[Provided records]
○ ○ ○ ○ ○

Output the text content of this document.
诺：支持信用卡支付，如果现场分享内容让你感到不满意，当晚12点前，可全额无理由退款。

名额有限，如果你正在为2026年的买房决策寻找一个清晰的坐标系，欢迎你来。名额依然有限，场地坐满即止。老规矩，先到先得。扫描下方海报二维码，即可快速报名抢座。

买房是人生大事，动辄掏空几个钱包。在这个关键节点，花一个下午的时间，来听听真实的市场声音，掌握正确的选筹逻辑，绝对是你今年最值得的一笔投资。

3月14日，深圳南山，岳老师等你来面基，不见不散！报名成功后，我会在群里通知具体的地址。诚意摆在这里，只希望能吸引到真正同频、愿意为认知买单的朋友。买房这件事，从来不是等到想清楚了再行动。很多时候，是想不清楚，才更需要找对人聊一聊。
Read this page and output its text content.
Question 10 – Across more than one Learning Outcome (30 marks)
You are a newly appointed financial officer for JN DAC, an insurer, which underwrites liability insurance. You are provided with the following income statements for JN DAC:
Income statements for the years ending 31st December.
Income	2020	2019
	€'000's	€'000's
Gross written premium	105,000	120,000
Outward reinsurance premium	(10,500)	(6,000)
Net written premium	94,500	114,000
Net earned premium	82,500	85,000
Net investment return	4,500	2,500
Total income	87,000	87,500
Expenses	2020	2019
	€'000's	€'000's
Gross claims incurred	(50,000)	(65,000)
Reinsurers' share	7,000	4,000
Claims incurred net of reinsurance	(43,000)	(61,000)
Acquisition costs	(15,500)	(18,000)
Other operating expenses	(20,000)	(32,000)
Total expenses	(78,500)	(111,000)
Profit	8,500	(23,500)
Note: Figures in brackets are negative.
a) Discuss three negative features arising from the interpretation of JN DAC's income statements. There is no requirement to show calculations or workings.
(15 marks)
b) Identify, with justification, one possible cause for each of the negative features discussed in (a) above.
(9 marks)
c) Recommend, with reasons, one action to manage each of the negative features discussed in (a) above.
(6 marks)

○ ○ ○ ○ ○

[Your objective] Work out how many lines of the material above contain the word "discussed", then give only that figure.

[Exercise answer] 2